• [Texto proporcionado]:
--*--

TERCER DOMINGO DE ADVIENTO (B): EL DON DE PROFECÍA
Isaías 61,1-2a.10-11; 1 Tesalonicenses 5,16-24; Juan 1,6-8.19-28
HABLA LA PALABRA: No apaguéis el Espíritu
En este tercer domingo de Adviento nos topamos con un término que no suele formar parte de nuestro lenguaje habitual, y menos aún, cuando hablamos de las cosas de Dios: es el término Profeta.
- Del profeta Isaías escuchamos la mejor definición, dicha en primera persona, de lo que es un profeta: “El Espíritu del Señor esta sobre mí, porque el Señor me ha ungido. Me ha enviado para dar la buena noticia a los que sufren, para vendar los corazones desgarrados, para proclamar la amnistía a los cautivos…”.
- El Magníficat nos ofrece la oportunidad de ver un aspecto de la vocación de María, la madre de Jesús y madre nuestra, que no solemos tener demasiado en cuanta en la piedad mariana tradicional: María se nos muestra como profeta de Dios, y en su profecía encontramos:
- El anuncio: “Su nombre es santo, y su misericordia llega a sus fieles de generación en generación”
- Y la denuncia: “A los hambrientos los colma de vienes, y a los ricos los despide vacíos”
- San Pablo nos da, en su primera carta a los Tesalonicenses, una indicación importantísima: “No apaguéis el Espíritu, no despreciéis el don de profecía, sino examinando todo, quedaos con lo bueno”.
- Por último, el Evangelio de Juan no muestra al último de los profetas antes de Cristo, a Juan Bautista:
- cuyo testimonio es el de la libertad (la vida en el desierto es el signo de que sólo Dios es imprescindible en la vida);
- y cuyo mensaje es el de la preparación (“Allanad el camino el Señor”).
HABLA EL CORAZÓN: Somos profetas
- El profeta, por tanto, no es el adivino del futuro (eso es el embaucador, el charlatán, el hechicero… todo lo contrario al profeta). El profeta en cambio es:
- Un mensajero: Recibe del Espíritu de Dios un mensaje para su pueblo: un mensaje de revelación, un mensaje de advertencia ante la tentación del hombre, un mensaje de conversión, o un mensaje de promesa.
- Un testigo: que cuenta la voluntad de Dios con sus gestos y palabras, por el que a través de sus ojos y de sus manos, Dios mira con ternura al hombre y cura sus heridas.
- Y esto quiere decir, al menos, dos cosas importantes para cada uno de nosotros:
- Que todos somos profetas. Claro que lo somos. Además, fuimos ungidos profetas por Dios (ni los profetas del Antiguo Testamento tuvieron tal imposición): cuando en nuestro bautismo fuimos ungidos con el oleo de salvación se nos dijo: “quedas instituido, en Cristo Jesús, sacerdote, profeta y rey”.

--*--

Entradas de cuadros delimitadores
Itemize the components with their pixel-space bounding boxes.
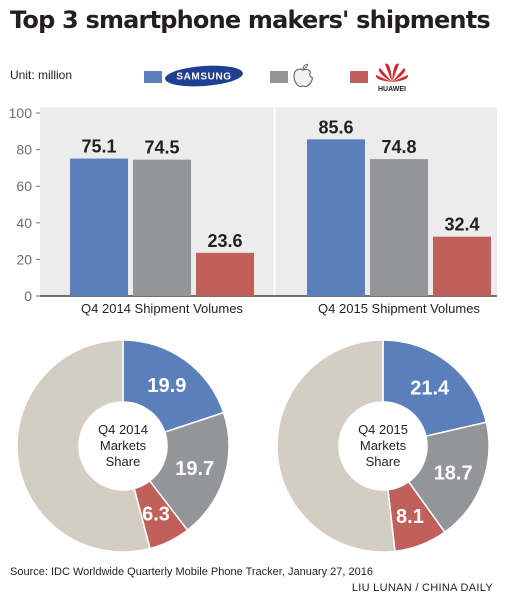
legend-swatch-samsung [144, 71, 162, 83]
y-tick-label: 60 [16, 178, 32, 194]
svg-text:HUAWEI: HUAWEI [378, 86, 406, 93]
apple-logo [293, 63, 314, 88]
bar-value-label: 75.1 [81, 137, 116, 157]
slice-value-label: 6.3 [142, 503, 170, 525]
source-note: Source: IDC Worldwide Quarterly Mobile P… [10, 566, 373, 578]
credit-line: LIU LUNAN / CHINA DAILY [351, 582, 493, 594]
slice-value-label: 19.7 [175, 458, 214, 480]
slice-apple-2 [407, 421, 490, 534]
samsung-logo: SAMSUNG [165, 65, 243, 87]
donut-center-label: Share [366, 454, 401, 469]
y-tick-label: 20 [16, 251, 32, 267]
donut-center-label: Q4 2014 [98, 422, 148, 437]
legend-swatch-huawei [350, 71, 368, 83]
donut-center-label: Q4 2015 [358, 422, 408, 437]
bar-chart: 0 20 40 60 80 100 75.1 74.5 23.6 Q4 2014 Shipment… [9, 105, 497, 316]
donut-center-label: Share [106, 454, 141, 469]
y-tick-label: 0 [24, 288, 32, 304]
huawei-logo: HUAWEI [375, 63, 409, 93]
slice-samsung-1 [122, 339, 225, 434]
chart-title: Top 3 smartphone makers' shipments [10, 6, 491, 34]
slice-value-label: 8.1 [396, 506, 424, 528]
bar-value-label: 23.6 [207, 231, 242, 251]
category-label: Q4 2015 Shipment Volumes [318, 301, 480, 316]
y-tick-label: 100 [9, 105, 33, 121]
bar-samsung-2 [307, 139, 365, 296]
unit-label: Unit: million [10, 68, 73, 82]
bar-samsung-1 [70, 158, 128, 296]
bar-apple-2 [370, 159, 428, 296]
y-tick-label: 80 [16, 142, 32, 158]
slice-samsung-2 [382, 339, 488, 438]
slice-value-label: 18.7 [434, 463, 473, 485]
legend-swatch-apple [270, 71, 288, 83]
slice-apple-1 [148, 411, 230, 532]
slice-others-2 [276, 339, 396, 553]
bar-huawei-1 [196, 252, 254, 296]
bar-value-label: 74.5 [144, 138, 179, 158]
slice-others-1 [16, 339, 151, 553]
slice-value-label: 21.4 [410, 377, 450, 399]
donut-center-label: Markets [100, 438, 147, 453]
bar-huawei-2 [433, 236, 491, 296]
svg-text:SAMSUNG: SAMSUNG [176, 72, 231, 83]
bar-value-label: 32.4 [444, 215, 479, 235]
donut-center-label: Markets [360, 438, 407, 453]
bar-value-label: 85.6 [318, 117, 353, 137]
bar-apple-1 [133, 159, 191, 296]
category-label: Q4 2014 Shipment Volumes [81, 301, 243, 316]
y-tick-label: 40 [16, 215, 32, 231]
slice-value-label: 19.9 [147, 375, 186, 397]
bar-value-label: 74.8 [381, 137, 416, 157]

--*--

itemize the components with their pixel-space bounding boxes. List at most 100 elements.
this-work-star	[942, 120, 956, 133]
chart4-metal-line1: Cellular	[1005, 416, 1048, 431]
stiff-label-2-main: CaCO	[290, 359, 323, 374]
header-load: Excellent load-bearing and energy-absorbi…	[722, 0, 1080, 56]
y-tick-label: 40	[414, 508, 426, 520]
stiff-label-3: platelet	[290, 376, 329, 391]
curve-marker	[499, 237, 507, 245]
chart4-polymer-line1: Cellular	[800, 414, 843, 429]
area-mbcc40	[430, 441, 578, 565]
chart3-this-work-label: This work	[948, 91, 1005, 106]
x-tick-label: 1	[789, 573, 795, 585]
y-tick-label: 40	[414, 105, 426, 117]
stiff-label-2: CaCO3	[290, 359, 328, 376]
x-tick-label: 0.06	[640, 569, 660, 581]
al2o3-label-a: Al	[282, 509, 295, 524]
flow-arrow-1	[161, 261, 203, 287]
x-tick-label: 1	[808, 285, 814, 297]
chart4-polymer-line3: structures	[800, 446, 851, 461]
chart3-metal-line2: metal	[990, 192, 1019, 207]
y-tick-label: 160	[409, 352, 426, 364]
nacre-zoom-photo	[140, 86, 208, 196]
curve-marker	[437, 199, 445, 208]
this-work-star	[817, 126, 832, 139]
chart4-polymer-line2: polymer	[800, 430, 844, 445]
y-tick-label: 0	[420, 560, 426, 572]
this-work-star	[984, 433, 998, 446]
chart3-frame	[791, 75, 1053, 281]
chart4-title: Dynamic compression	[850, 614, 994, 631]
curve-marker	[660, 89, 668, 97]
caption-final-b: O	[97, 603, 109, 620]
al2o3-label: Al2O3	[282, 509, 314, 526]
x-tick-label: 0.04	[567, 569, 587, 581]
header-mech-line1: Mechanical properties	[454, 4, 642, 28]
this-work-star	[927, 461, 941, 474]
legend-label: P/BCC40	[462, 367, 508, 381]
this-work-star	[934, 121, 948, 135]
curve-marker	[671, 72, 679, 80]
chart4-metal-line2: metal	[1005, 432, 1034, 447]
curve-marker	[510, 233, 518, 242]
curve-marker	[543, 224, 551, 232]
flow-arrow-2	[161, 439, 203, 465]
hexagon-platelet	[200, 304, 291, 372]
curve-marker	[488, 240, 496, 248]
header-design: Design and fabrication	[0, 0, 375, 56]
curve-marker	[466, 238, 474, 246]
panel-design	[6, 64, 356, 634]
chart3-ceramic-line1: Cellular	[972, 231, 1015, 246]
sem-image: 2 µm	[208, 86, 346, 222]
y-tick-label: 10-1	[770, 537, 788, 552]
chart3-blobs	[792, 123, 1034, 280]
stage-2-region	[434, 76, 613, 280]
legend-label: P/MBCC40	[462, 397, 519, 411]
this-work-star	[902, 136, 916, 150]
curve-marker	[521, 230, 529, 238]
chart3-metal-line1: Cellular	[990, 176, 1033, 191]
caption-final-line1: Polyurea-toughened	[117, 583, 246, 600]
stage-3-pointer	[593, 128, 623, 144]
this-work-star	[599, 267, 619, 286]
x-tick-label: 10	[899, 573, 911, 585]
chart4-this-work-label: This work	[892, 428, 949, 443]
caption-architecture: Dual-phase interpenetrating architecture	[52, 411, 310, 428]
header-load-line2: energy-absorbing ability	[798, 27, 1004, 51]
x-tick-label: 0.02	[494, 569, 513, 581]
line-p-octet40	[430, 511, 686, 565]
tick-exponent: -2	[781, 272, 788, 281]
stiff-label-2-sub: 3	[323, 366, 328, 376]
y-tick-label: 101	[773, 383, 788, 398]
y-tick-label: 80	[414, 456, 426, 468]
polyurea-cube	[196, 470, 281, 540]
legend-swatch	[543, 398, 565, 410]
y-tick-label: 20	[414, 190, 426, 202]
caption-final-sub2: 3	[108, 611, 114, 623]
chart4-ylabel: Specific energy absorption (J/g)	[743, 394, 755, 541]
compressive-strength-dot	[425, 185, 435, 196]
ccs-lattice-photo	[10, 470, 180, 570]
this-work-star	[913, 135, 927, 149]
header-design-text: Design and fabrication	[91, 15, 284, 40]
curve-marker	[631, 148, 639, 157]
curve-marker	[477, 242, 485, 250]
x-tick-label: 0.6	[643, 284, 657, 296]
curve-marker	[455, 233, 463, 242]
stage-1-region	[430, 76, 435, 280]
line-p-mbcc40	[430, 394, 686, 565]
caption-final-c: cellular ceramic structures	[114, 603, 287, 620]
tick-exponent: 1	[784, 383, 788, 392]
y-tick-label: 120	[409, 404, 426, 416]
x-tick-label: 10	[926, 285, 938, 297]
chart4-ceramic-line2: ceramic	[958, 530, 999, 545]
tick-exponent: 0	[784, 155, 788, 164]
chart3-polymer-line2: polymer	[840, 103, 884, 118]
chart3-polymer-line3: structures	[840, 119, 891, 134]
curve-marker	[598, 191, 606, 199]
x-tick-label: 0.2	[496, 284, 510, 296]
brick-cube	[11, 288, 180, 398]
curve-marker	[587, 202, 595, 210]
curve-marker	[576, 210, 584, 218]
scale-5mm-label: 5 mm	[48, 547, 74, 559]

--*--

• [Enunciado]: Transcribe sin cambios el fragmento del texto sobre el don de profecía que empieza con las palabras "HABLA EL CORAZÓN: Somos" y termina con "mensaje de promesa.".

• [Respuesta]:
HABLA EL CORAZÓN: Somos profetas
- El profeta, por tanto, no es el adivino del futuro (eso es el embaucador, el charlatán, el hechicero… todo lo contrario al profeta). El profeta en cambio es:
- Un mensajero: Recibe del Espíritu de Dios un mensaje para su pueblo: un mensaje de revelación, un mensaje de advertencia ante la tentación del hombre, un mensaje de conversión, o un mensaje de promesa.